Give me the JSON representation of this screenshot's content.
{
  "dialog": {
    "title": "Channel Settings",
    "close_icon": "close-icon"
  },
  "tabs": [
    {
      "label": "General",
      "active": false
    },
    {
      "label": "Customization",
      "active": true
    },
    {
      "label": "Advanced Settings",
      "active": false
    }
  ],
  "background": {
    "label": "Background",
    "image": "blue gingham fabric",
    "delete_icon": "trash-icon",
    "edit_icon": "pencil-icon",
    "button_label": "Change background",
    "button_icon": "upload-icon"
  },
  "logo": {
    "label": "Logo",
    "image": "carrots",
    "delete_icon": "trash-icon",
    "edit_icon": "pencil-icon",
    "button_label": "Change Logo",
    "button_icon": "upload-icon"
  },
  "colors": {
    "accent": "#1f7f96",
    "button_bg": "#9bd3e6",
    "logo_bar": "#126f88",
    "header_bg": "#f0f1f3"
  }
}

● ● ●

--- STATED TASK ---
Transcribe every record above exactly as it appears.

--- RESULT FOR THIS TASK ---
Give me the JSON representation of this screenshot's content.
{
  "dialog": {
    "title": "Channel Settings",
    "close_icon": "close-icon"
  },
  "tabs": [
    {
      "label": "General",
      "active": false
    },
    {
      "label": "Customization",
      "active": true
    },
    {
      "label": "Advanced Settings",
      "active": false
    }
  ],
  "background": {
    "label": "Background",
    "image": "blue gingham fabric",
    "delete_icon": "trash-icon",
    "edit_icon": "pencil-icon",
    "button_label": "Change background",
    "button_icon": "upload-icon"
  },
  "logo": {
    "label": "Logo",
    "image": "carrots",
    "delete_icon": "trash-icon",
    "edit_icon": "pencil-icon",
    "button_label": "Change Logo",
    "button_icon": "upload-icon"
  },
  "colors": {
    "accent": "#1f7f96",
    "button_bg": "#9bd3e6",
    "logo_bar": "#126f88",
    "header_bg": "#f0f1f3"
  }
}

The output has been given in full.